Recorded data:
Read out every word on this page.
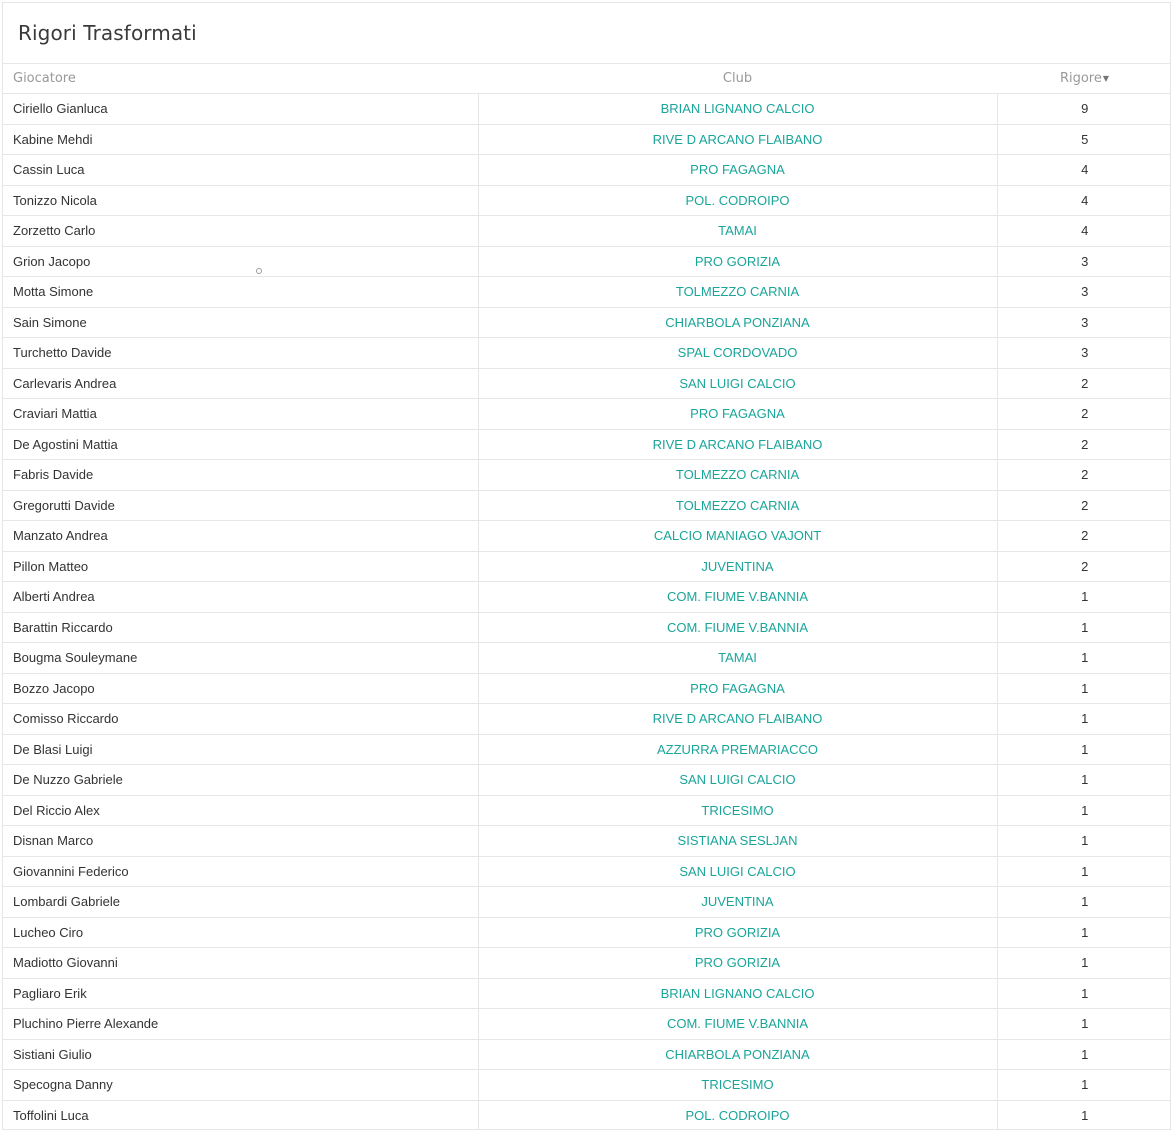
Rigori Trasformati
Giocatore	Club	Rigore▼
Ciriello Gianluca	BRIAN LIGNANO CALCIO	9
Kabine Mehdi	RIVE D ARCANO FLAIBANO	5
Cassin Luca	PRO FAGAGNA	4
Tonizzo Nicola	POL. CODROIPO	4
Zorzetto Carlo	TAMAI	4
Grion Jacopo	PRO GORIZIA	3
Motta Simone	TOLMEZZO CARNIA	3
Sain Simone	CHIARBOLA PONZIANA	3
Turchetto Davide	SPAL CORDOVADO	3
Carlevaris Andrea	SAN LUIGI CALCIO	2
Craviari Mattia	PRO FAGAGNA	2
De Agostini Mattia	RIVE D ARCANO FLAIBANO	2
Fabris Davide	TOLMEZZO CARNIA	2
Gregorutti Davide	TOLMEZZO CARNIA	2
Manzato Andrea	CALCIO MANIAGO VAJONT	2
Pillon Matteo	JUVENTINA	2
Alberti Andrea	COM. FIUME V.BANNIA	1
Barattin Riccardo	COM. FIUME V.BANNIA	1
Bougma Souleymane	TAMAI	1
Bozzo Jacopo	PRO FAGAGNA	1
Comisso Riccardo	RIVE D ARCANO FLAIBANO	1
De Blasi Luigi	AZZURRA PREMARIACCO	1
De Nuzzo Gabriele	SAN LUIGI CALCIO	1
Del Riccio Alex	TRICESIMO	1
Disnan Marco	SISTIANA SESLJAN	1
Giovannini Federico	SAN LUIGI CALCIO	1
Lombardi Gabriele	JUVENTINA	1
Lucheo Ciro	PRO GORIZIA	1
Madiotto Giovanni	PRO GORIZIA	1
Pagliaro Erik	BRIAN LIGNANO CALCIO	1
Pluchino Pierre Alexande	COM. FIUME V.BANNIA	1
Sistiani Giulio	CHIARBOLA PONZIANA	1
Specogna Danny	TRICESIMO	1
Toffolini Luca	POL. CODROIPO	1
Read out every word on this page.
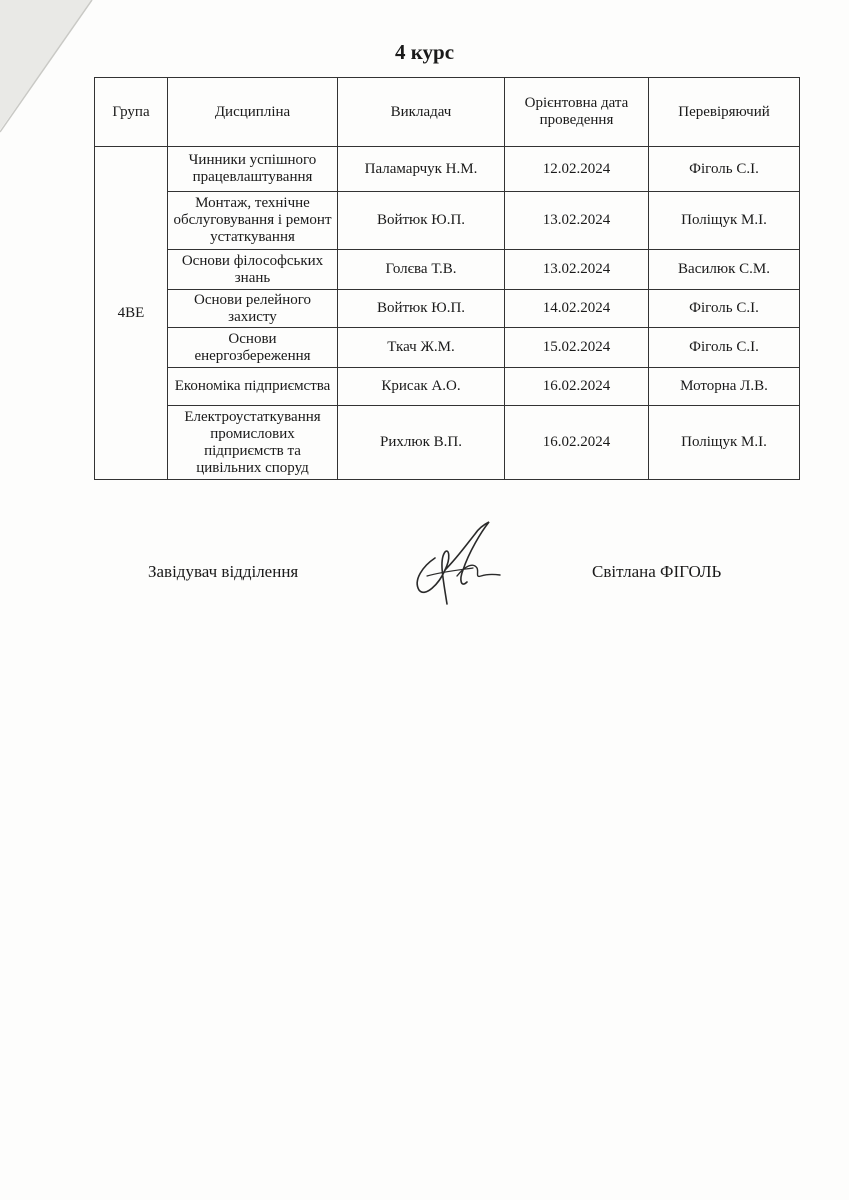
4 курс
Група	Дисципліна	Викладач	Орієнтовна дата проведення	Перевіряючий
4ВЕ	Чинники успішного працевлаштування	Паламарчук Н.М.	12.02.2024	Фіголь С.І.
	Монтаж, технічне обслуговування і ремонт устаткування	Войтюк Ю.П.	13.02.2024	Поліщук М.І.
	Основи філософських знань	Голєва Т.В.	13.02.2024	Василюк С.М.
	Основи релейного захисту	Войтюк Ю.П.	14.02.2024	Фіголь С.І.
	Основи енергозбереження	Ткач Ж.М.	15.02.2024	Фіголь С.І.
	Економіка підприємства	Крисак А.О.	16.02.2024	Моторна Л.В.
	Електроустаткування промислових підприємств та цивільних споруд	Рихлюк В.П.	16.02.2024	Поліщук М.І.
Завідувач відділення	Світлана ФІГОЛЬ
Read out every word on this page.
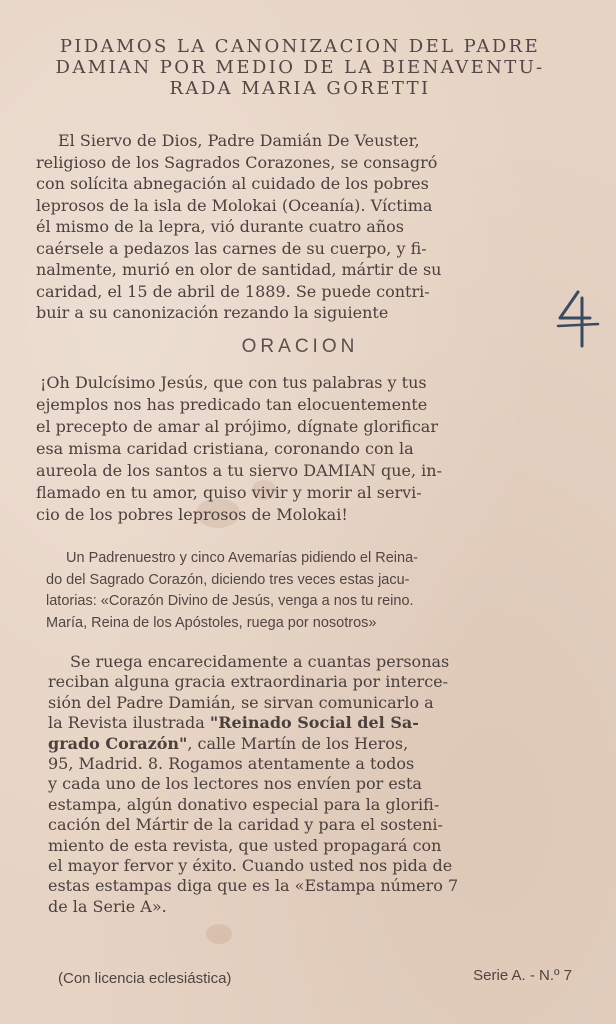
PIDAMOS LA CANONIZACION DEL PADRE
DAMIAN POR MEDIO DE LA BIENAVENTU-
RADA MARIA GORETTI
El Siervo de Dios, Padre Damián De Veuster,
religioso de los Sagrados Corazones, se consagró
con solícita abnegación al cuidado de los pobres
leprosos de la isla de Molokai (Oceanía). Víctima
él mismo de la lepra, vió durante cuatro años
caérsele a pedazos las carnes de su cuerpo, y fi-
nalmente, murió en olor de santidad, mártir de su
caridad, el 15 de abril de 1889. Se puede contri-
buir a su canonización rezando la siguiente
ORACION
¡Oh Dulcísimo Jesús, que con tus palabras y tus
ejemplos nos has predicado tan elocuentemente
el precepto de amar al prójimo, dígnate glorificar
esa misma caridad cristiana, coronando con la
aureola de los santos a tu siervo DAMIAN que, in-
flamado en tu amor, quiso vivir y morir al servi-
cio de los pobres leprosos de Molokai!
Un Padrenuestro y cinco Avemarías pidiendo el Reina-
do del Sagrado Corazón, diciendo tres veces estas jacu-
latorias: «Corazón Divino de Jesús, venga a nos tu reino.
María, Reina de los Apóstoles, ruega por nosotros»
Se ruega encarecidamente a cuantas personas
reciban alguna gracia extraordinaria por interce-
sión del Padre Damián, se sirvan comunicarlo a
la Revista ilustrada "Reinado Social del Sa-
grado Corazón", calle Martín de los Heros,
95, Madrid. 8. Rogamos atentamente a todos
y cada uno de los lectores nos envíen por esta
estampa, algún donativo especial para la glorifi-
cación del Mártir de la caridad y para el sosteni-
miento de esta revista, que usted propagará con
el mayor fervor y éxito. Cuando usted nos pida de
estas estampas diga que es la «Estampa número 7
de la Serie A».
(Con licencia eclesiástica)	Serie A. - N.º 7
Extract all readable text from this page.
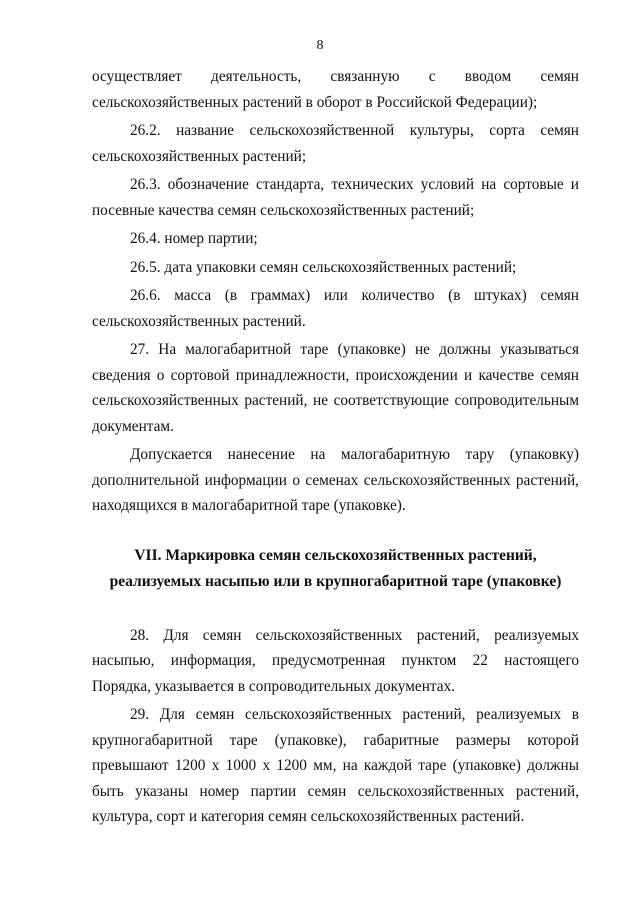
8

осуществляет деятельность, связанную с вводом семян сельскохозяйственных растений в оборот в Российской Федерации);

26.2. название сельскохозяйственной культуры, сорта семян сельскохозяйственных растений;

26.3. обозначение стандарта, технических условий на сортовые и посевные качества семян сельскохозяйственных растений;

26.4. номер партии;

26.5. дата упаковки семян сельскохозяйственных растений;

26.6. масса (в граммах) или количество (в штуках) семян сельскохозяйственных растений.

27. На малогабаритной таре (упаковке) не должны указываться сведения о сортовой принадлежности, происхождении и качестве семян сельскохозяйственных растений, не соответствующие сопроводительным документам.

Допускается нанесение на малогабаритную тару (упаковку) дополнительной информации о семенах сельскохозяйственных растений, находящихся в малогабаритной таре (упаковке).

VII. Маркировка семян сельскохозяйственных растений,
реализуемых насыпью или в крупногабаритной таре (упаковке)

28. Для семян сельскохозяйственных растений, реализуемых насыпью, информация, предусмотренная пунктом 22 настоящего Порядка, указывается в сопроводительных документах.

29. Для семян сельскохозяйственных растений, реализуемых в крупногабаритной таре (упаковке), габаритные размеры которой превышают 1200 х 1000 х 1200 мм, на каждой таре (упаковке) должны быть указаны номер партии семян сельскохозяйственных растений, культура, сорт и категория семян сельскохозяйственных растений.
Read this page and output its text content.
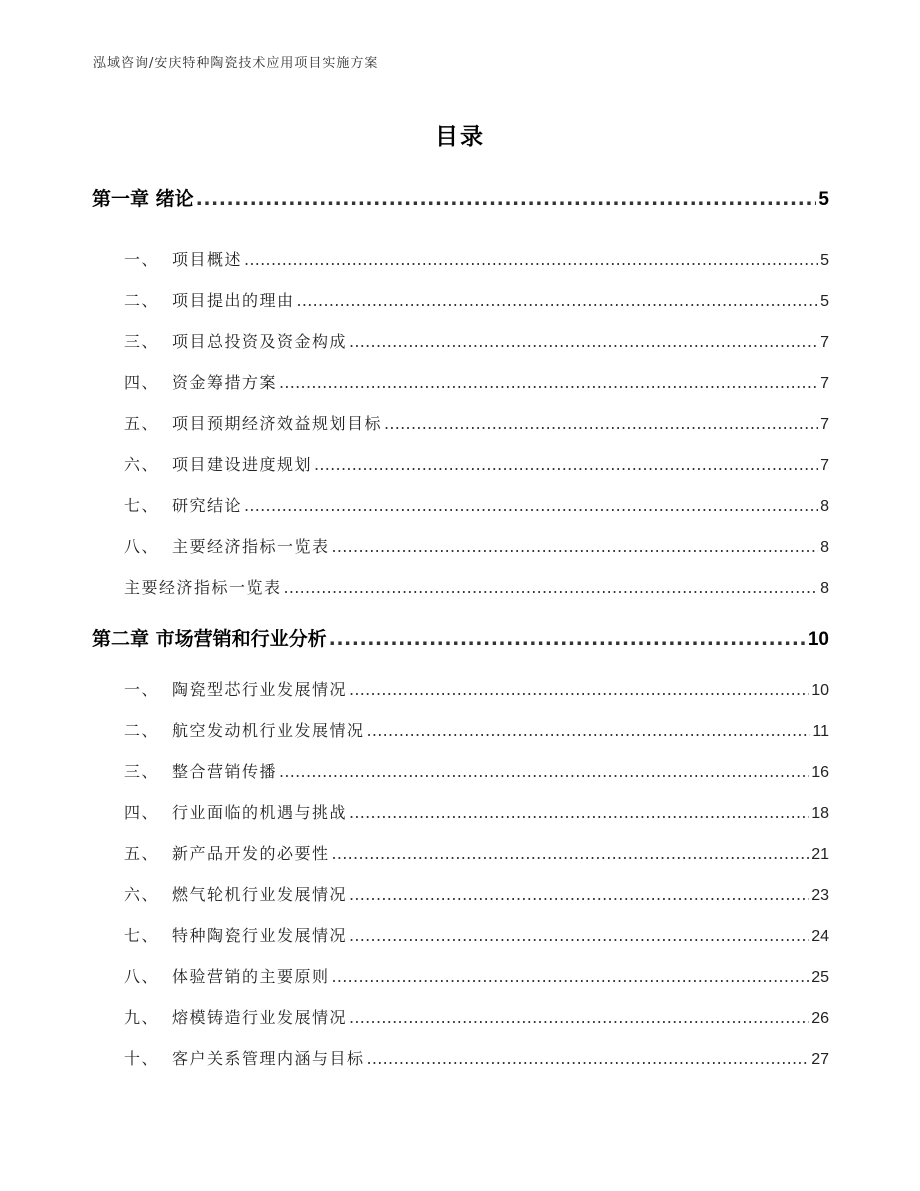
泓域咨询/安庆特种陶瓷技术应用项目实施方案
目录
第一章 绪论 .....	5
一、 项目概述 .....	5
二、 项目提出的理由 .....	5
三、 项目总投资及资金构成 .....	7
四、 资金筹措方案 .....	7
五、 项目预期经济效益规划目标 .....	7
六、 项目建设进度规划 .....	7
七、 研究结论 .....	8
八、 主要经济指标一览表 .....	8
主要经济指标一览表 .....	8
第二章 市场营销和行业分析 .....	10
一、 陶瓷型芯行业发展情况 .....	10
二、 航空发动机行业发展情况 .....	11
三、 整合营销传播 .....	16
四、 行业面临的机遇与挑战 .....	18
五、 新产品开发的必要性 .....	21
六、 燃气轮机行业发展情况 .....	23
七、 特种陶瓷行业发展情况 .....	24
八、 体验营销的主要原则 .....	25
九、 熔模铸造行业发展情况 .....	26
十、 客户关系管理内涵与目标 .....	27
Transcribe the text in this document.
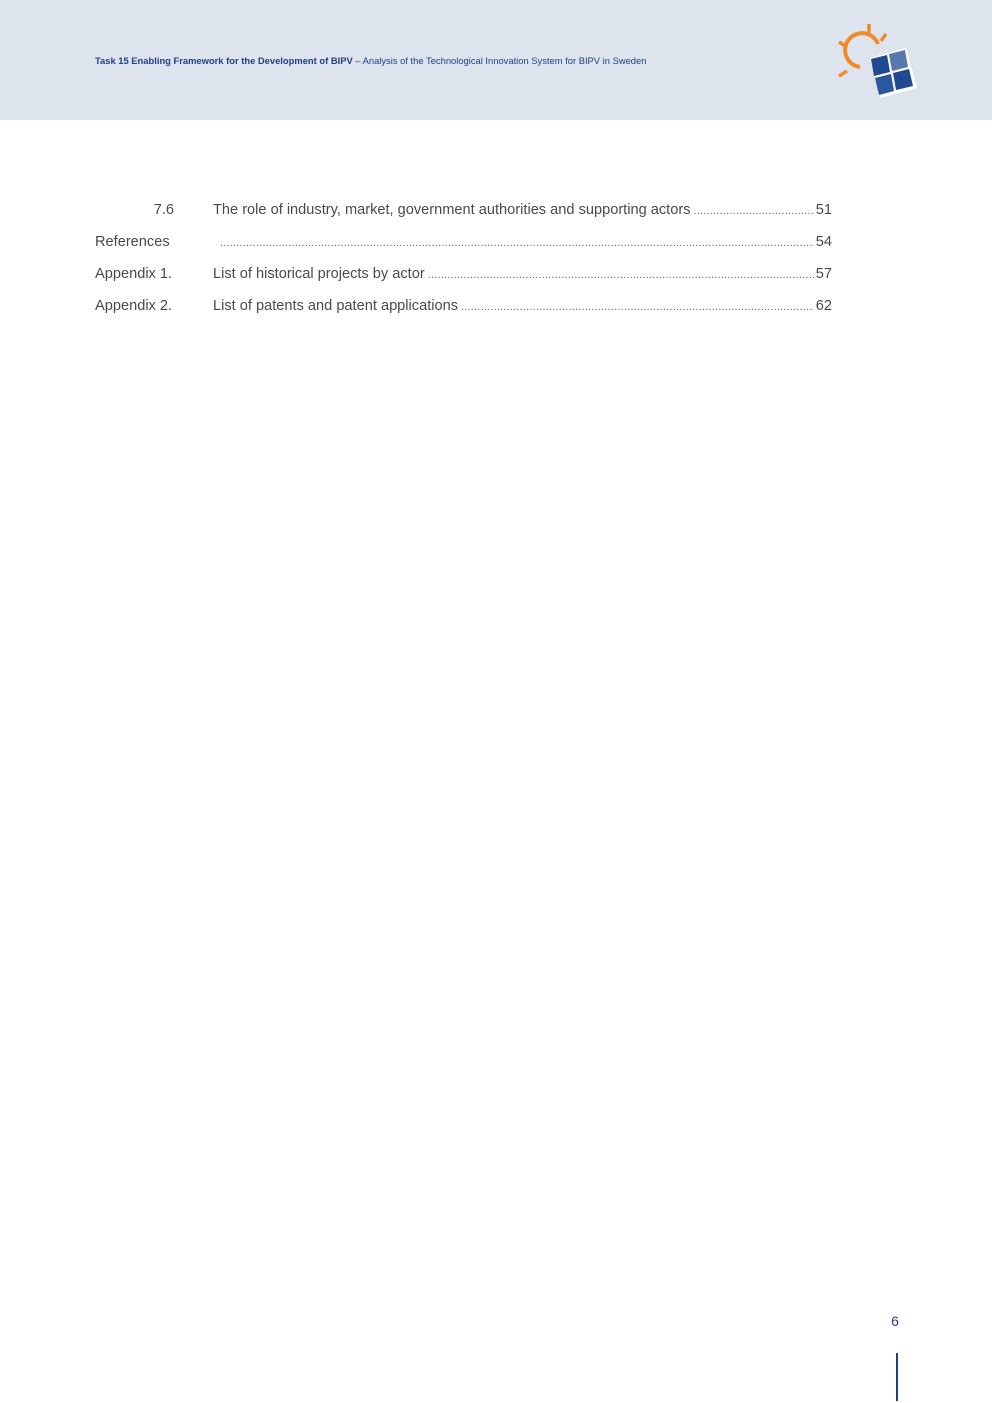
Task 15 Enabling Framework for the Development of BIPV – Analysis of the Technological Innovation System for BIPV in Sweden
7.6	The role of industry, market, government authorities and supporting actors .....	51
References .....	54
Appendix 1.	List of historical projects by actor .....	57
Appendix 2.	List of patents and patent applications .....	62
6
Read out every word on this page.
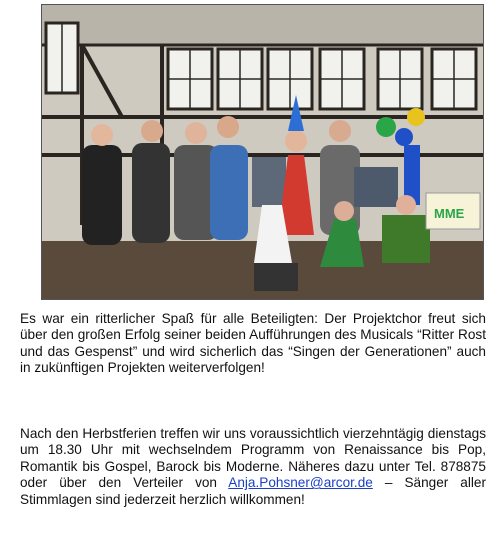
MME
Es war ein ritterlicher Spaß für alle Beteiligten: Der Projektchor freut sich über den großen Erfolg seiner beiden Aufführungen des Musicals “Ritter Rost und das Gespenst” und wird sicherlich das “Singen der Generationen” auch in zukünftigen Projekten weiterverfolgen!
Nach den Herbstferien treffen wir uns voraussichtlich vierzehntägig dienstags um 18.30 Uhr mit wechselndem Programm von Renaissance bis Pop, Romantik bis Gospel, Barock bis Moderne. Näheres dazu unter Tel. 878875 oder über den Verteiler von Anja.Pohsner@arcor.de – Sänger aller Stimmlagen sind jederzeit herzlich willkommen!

# TASK:
Find the string "leprosos" in the entries above and return each line that holds it.

# REPLY TO THE EXERCISE:
leprosos de la isla de Molokai (Oceanía). Víctima
cio de los pobres leprosos de Molokai!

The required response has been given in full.